What you should do
The required output is every record, written out exactly.
--------
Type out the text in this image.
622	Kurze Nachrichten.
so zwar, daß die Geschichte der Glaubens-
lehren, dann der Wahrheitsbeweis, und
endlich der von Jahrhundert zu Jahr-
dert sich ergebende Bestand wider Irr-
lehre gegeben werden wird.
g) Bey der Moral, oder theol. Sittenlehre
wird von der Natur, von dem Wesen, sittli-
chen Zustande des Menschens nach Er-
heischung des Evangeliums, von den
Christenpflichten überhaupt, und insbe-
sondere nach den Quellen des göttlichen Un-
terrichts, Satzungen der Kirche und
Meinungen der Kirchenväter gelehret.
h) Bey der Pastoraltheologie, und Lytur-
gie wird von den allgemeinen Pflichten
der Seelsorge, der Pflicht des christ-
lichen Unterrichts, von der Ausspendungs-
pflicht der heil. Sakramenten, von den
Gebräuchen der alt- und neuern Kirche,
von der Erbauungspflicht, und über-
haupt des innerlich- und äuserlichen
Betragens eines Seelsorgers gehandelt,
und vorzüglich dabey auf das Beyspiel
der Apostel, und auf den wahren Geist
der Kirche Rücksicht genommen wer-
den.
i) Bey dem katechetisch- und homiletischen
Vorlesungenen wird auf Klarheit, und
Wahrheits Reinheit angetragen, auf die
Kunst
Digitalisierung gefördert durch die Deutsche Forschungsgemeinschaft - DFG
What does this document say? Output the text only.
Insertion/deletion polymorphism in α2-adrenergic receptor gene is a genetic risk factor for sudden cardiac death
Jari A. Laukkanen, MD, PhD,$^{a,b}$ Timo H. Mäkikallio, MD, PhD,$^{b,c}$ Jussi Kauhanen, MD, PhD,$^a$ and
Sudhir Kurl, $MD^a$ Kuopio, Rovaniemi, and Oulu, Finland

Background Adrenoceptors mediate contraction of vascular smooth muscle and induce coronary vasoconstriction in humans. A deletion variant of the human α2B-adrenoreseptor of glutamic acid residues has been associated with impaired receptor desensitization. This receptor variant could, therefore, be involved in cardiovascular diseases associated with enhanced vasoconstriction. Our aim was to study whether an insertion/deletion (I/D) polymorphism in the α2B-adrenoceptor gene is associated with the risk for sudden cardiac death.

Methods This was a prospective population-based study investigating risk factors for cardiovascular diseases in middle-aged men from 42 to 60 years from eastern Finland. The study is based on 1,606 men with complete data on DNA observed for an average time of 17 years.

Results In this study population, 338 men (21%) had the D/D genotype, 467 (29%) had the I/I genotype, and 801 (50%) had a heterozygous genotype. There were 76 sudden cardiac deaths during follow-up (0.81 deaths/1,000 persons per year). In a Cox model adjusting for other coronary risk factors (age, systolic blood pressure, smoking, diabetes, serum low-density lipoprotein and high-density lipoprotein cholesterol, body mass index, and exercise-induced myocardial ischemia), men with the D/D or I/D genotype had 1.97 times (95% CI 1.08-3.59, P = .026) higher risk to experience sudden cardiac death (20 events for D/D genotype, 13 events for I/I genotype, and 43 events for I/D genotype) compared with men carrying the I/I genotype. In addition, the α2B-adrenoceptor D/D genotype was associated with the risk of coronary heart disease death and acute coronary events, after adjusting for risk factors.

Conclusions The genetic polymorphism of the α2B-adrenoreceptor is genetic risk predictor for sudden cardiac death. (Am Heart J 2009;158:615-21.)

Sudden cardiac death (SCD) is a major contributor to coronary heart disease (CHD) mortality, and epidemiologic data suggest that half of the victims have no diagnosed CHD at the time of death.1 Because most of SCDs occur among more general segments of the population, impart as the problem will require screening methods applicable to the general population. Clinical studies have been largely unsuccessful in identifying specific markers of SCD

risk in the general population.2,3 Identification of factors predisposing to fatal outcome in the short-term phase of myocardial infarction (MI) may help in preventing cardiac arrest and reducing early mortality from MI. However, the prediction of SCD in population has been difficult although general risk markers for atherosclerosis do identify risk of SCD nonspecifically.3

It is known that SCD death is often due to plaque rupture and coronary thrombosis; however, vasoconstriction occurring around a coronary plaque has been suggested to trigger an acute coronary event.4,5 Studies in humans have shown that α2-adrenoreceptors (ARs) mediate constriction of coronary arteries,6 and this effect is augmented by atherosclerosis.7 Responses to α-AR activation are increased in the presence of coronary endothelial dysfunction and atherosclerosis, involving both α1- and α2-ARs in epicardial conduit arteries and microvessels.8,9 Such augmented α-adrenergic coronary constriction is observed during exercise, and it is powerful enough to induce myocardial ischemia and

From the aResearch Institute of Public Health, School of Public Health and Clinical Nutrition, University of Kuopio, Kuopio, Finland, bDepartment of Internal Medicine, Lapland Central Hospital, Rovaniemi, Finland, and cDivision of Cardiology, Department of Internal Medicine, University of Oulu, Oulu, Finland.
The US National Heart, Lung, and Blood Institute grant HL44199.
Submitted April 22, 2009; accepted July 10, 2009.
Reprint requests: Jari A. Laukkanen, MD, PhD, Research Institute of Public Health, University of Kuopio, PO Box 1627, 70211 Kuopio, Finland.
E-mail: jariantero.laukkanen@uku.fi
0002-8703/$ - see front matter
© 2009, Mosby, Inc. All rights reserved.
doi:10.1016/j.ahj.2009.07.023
--------
Solution for this problem
Type out the text in this image.
622	Kurze Nachrichten.
so zwar, daß die Geschichte der Glaubens-
lehren, dann der Wahrheitsbeweis, und
endlich der von Jahrhundert zu Jahr-
dert sich ergebende Bestand wider Irr-
lehre gegeben werden wird.
g) Bey der Moral, oder theol. Sittenlehre
wird von der Natur, von dem Wesen, sittli-
chen Zustande des Menschens nach Er-
heischung des Evangeliums, von den
Christenpflichten überhaupt, und insbe-
sondere nach den Quellen des göttlichen Un-
terrichts, Satzungen der Kirche und
Meinungen der Kirchenväter gelehret.
h) Bey der Pastoraltheologie, und Lytur-
gie wird von den allgemeinen Pflichten
der Seelsorge, der Pflicht des christ-
lichen Unterrichts, von der Ausspendungs-
pflicht der heil. Sakramenten, von den
Gebräuchen der alt- und neuern Kirche,
von der Erbauungspflicht, und über-
haupt des innerlich- und äuserlichen
Betragens eines Seelsorgers gehandelt,
und vorzüglich dabey auf das Beyspiel
der Apostel, und auf den wahren Geist
der Kirche Rücksicht genommen wer-
den.
i) Bey dem katechetisch- und homiletischen
Vorlesungenen wird auf Klarheit, und
Wahrheits Reinheit angetragen, auf die
Kunst
Digitalisierung gefördert durch die Deutsche Forschungsgemeinschaft - DFG
What does this document say? Output the text only.
Insertion/deletion polymorphism in α2-adrenergic receptor gene is a genetic risk factor for sudden cardiac death
Jari A. Laukkanen, MD, PhD,$^{a,b}$ Timo H. Mäkikallio, MD, PhD,$^{b,c}$ Jussi Kauhanen, MD, PhD,$^a$ and
Sudhir Kurl, $MD^a$ Kuopio, Rovaniemi, and Oulu, Finland

Background Adrenoceptors mediate contraction of vascular smooth muscle and induce coronary vasoconstriction in humans. A deletion variant of the human α2B-adrenoreseptor of glutamic acid residues has been associated with impaired receptor desensitization. This receptor variant could, therefore, be involved in cardiovascular diseases associated with enhanced vasoconstriction. Our aim was to study whether an insertion/deletion (I/D) polymorphism in the α2B-adrenoceptor gene is associated with the risk for sudden cardiac death.

Methods This was a prospective population-based study investigating risk factors for cardiovascular diseases in middle-aged men from 42 to 60 years from eastern Finland. The study is based on 1,606 men with complete data on DNA observed for an average time of 17 years.

Results In this study population, 338 men (21%) had the D/D genotype, 467 (29%) had the I/I genotype, and 801 (50%) had a heterozygous genotype. There were 76 sudden cardiac deaths during follow-up (0.81 deaths/1,000 persons per year). In a Cox model adjusting for other coronary risk factors (age, systolic blood pressure, smoking, diabetes, serum low-density lipoprotein and high-density lipoprotein cholesterol, body mass index, and exercise-induced myocardial ischemia), men with the D/D or I/D genotype had 1.97 times (95% CI 1.08-3.59, P = .026) higher risk to experience sudden cardiac death (20 events for D/D genotype, 13 events for I/I genotype, and 43 events for I/D genotype) compared with men carrying the I/I genotype. In addition, the α2B-adrenoceptor D/D genotype was associated with the risk of coronary heart disease death and acute coronary events, after adjusting for risk factors.

Conclusions The genetic polymorphism of the α2B-adrenoreceptor is genetic risk predictor for sudden cardiac death. (Am Heart J 2009;158:615-21.)

Sudden cardiac death (SCD) is a major contributor to coronary heart disease (CHD) mortality, and epidemiologic data suggest that half of the victims have no diagnosed CHD at the time of death.1 Because most of SCDs occur among more general segments of the population, impart as the problem will require screening methods applicable to the general population. Clinical studies have been largely unsuccessful in identifying specific markers of SCD

risk in the general population.2,3 Identification of factors predisposing to fatal outcome in the short-term phase of myocardial infarction (MI) may help in preventing cardiac arrest and reducing early mortality from MI. However, the prediction of SCD in population has been difficult although general risk markers for atherosclerosis do identify risk of SCD nonspecifically.3

It is known that SCD death is often due to plaque rupture and coronary thrombosis; however, vasoconstriction occurring around a coronary plaque has been suggested to trigger an acute coronary event.4,5 Studies in humans have shown that α2-adrenoreceptors (ARs) mediate constriction of coronary arteries,6 and this effect is augmented by atherosclerosis.7 Responses to α-AR activation are increased in the presence of coronary endothelial dysfunction and atherosclerosis, involving both α1- and α2-ARs in epicardial conduit arteries and microvessels.8,9 Such augmented α-adrenergic coronary constriction is observed during exercise, and it is powerful enough to induce myocardial ischemia and

From the aResearch Institute of Public Health, School of Public Health and Clinical Nutrition, University of Kuopio, Kuopio, Finland, bDepartment of Internal Medicine, Lapland Central Hospital, Rovaniemi, Finland, and cDivision of Cardiology, Department of Internal Medicine, University of Oulu, Oulu, Finland.
The US National Heart, Lung, and Blood Institute grant HL44199.
Submitted April 22, 2009; accepted July 10, 2009.
Reprint requests: Jari A. Laukkanen, MD, PhD, Research Institute of Public Health, University of Kuopio, PO Box 1627, 70211 Kuopio, Finland.
E-mail: jariantero.laukkanen@uku.fi
0002-8703/$ - see front matter
© 2009, Mosby, Inc. All rights reserved.
doi:10.1016/j.ahj.2009.07.023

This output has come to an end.